■ Stated goal: Reproduce all of the data that follows, character for character.

Dataset entries on figures:
[BEGIN]

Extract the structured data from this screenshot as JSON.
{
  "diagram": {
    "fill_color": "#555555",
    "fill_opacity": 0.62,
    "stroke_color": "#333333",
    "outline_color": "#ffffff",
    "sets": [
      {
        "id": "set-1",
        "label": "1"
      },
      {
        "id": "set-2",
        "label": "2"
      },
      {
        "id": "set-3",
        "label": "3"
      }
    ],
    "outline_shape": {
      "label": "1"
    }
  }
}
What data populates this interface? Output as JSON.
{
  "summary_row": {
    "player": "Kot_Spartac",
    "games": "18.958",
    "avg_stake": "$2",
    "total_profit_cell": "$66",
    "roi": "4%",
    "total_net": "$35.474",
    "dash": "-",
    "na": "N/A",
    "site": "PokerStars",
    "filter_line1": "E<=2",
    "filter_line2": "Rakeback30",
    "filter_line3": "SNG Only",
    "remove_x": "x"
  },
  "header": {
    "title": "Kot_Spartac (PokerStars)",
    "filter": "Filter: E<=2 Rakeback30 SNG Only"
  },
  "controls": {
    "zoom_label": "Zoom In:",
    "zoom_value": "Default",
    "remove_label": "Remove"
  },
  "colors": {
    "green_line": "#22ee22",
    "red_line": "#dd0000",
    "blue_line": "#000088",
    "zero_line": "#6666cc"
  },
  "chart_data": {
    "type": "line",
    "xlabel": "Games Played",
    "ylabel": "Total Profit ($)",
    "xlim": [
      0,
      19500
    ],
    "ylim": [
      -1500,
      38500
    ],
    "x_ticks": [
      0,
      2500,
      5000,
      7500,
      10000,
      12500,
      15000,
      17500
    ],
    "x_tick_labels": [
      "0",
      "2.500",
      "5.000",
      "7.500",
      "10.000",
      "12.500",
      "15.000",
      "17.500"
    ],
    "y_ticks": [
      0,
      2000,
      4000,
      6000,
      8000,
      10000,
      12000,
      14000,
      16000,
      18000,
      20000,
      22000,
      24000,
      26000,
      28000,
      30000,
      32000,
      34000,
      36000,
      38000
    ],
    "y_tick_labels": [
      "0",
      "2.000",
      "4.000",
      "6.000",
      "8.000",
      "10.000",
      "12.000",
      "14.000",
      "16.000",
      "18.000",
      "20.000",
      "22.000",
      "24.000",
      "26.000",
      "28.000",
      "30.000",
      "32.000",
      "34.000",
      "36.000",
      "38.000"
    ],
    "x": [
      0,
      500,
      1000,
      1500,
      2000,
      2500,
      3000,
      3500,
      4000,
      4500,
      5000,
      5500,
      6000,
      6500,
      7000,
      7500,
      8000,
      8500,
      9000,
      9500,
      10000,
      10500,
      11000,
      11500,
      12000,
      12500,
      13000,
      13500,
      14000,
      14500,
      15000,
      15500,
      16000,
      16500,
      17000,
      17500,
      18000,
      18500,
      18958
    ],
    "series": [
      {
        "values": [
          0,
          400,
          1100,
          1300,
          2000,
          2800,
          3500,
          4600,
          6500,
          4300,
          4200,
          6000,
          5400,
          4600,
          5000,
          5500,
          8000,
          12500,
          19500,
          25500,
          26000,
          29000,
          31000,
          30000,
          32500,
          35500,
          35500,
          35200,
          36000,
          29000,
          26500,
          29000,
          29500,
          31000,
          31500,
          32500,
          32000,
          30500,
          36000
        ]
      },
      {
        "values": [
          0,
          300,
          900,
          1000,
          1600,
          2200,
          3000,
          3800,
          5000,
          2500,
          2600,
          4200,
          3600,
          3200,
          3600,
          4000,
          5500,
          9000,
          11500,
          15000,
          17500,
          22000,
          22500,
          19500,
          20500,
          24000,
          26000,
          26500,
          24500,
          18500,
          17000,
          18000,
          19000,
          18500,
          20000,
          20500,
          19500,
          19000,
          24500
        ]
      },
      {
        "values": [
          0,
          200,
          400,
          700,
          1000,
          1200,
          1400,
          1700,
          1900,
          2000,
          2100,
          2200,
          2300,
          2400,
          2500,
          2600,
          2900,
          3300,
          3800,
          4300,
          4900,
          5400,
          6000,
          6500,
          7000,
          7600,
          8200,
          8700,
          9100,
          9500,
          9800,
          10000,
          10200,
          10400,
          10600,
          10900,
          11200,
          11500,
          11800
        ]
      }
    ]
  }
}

[END]

■ Correct result:
Extract the structured data from this screenshot as JSON.
{
  "diagram": {
    "fill_color": "#555555",
    "fill_opacity": 0.62,
    "stroke_color": "#333333",
    "outline_color": "#ffffff",
    "sets": [
      {
        "id": "set-1",
        "label": "1"
      },
      {
        "id": "set-2",
        "label": "2"
      },
      {
        "id": "set-3",
        "label": "3"
      }
    ],
    "outline_shape": {
      "label": "1"
    }
  }
}
What data populates this interface? Output as JSON.
{
  "summary_row": {
    "player": "Kot_Spartac",
    "games": "18.958",
    "avg_stake": "$2",
    "total_profit_cell": "$66",
    "roi": "4%",
    "total_net": "$35.474",
    "dash": "-",
    "na": "N/A",
    "site": "PokerStars",
    "filter_line1": "E<=2",
    "filter_line2": "Rakeback30",
    "filter_line3": "SNG Only",
    "remove_x": "x"
  },
  "header": {
    "title": "Kot_Spartac (PokerStars)",
    "filter": "Filter: E<=2 Rakeback30 SNG Only"
  },
  "controls": {
    "zoom_label": "Zoom In:",
    "zoom_value": "Default",
    "remove_label": "Remove"
  },
  "colors": {
    "green_line": "#22ee22",
    "red_line": "#dd0000",
    "blue_line": "#000088",
    "zero_line": "#6666cc"
  },
  "chart_data": {
    "type": "line",
    "xlabel": "Games Played",
    "ylabel": "Total Profit ($)",
    "xlim": [
      0,
      19500
    ],
    "ylim": [
      -1500,
      38500
    ],
    "x_ticks": [
      0,
      2500,
      5000,
      7500,
      10000,
      12500,
      15000,
      17500
    ],
    "x_tick_labels": [
      "0",
      "2.500",
      "5.000",
      "7.500",
      "10.000",
      "12.500",
      "15.000",
      "17.500"
    ],
    "y_ticks": [
      0,
      2000,
      4000,
      6000,
      8000,
      10000,
      12000,
      14000,
      16000,
      18000,
      20000,
      22000,
      24000,
      26000,
      28000,
      30000,
      32000,
      34000,
      36000,
      38000
    ],
    "y_tick_labels": [
      "0",
      "2.000",
      "4.000",
      "6.000",
      "8.000",
      "10.000",
      "12.000",
      "14.000",
      "16.000",
      "18.000",
      "20.000",
      "22.000",
      "24.000",
      "26.000",
      "28.000",
      "30.000",
      "32.000",
      "34.000",
      "36.000",
      "38.000"
    ],
    "x": [
      0,
      500,
      1000,
      1500,
      2000,
      2500,
      3000,
      3500,
      4000,
      4500,
      5000,
      5500,
      6000,
      6500,
      7000,
      7500,
      8000,
      8500,
      9000,
      9500,
      10000,
      10500,
      11000,
      11500,
      12000,
      12500,
      13000,
      13500,
      14000,
      14500,
      15000,
      15500,
      16000,
      16500,
      17000,
      17500,
      18000,
      18500,
      18958
    ],
    "series": [
      {
        "values": [
          0,
          400,
          1100,
          1300,
          2000,
          2800,
          3500,
          4600,
          6500,
          4300,
          4200,
          6000,
          5400,
          4600,
          5000,
          5500,
          8000,
          12500,
          19500,
          25500,
          26000,
          29000,
          31000,
          30000,
          32500,
          35500,
          35500,
          35200,
          36000,
          29000,
          26500,
          29000,
          29500,
          31000,
          31500,
          32500,
          32000,
          30500,
          36000
        ]
      },
      {
        "values": [
          0,
          300,
          900,
          1000,
          1600,
          2200,
          3000,
          3800,
          5000,
          2500,
          2600,
          4200,
          3600,
          3200,
          3600,
          4000,
          5500,
          9000,
          11500,
          15000,
          17500,
          22000,
          22500,
          19500,
          20500,
          24000,
          26000,
          26500,
          24500,
          18500,
          17000,
          18000,
          19000,
          18500,
          20000,
          20500,
          19500,
          19000,
          24500
        ]
      },
      {
        "values": [
          0,
          200,
          400,
          700,
          1000,
          1200,
          1400,
          1700,
          1900,
          2000,
          2100,
          2200,
          2300,
          2400,
          2500,
          2600,
          2900,
          3300,
          3800,
          4300,
          4900,
          5400,
          6000,
          6500,
          7000,
          7600,
          8200,
          8700,
          9100,
          9500,
          9800,
          10000,
          10200,
          10400,
          10600,
          10900,
          11200,
          11500,
          11800
        ]
      }
    ]
  }
}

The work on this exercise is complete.